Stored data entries
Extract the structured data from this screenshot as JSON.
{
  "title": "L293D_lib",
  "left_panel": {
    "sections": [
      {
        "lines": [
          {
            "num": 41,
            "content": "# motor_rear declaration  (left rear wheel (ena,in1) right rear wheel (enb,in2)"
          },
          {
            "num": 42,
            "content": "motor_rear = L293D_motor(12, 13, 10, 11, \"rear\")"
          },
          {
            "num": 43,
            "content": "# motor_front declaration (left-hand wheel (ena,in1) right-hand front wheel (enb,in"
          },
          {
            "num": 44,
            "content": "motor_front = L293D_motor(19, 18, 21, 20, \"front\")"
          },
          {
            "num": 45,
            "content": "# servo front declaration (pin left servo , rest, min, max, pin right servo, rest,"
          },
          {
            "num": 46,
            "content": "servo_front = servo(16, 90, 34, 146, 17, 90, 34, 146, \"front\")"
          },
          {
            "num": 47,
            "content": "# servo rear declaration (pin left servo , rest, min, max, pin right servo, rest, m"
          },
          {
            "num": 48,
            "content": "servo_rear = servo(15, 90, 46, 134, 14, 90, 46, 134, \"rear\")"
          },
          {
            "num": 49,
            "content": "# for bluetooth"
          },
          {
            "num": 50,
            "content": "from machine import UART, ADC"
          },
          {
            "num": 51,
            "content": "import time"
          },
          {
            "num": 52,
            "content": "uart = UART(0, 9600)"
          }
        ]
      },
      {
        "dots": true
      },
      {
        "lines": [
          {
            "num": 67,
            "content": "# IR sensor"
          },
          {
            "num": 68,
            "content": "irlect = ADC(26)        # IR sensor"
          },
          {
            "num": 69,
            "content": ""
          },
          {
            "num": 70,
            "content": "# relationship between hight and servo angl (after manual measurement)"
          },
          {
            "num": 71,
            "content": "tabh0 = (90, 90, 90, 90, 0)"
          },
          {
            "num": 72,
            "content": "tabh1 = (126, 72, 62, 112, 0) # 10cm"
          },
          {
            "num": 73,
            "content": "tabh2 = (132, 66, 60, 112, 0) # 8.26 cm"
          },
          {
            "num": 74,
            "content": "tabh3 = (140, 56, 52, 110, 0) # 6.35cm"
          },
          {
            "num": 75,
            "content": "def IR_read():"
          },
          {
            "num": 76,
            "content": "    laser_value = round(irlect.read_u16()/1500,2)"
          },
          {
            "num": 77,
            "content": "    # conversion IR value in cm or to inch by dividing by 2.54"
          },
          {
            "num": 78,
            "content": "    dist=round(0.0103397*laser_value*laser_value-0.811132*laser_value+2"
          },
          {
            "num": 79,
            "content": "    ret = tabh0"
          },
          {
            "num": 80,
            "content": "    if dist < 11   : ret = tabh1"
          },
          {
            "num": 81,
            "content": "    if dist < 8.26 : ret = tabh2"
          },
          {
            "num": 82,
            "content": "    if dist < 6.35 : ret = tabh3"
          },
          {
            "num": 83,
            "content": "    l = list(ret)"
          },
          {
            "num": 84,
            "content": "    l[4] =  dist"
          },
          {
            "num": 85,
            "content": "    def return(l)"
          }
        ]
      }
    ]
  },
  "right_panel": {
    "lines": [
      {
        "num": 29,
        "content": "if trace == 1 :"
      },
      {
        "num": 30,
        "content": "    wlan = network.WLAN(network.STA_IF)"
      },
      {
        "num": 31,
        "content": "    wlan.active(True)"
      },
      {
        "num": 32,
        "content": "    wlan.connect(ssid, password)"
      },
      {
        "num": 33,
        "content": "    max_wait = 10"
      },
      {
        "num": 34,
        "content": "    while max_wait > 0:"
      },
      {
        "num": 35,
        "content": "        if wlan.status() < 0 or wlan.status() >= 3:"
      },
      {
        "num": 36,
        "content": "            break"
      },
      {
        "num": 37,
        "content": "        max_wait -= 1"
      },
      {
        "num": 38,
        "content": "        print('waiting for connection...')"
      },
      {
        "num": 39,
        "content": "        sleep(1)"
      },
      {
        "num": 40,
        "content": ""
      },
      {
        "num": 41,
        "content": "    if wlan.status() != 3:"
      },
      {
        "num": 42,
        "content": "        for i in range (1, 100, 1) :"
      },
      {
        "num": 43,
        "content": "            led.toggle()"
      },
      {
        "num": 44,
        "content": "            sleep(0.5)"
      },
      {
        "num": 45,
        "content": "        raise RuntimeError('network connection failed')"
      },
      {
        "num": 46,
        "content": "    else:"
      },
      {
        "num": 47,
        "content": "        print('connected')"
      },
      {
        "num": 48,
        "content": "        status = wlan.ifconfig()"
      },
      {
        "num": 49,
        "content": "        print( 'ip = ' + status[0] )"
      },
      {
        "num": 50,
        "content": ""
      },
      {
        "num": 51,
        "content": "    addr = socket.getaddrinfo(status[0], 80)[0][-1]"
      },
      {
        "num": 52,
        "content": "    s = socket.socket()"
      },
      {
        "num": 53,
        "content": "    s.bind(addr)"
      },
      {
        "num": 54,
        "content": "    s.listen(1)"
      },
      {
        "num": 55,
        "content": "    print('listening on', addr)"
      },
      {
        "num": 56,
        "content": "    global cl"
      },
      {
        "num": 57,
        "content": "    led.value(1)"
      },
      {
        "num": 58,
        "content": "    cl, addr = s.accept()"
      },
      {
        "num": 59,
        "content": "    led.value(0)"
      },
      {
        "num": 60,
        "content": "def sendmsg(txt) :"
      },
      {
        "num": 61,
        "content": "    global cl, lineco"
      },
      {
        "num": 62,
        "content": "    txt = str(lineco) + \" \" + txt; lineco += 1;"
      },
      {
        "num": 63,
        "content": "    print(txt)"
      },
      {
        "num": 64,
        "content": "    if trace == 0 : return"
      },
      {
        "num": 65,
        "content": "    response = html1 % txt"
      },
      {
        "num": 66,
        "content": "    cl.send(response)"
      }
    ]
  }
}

YOUR OBJECTIVE:
Every line that holds the string "from" should be returned.

TASK RESULT:
Extract the structured data from this screenshot as JSON.
            "content": "from machine import UART, ADC"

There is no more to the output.